• _Directions for this task_: All records are to be retyped faithfully and completely.

[Lines of data]
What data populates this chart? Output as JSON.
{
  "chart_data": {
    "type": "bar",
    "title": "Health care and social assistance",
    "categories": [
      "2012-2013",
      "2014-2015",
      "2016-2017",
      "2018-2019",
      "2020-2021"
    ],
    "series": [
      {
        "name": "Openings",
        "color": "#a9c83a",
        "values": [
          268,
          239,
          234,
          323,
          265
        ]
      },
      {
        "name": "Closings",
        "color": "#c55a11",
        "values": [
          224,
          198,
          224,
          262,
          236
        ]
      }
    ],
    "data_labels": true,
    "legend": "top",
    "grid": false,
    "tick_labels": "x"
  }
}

• _Final result_:
What data populates this chart? Output as JSON.
{
  "chart_data": {
    "type": "bar",
    "title": "Health care and social assistance",
    "categories": [
      "2012-2013",
      "2014-2015",
      "2016-2017",
      "2018-2019",
      "2020-2021"
    ],
    "series": [
      {
        "name": "Openings",
        "color": "#a9c83a",
        "values": [
          268,
          239,
          234,
          323,
          265
        ]
      },
      {
        "name": "Closings",
        "color": "#c55a11",
        "values": [
          224,
          198,
          224,
          262,
          236
        ]
      }
    ],
    "data_labels": true,
    "legend": "top",
    "grid": false,
    "tick_labels": "x"
  }
}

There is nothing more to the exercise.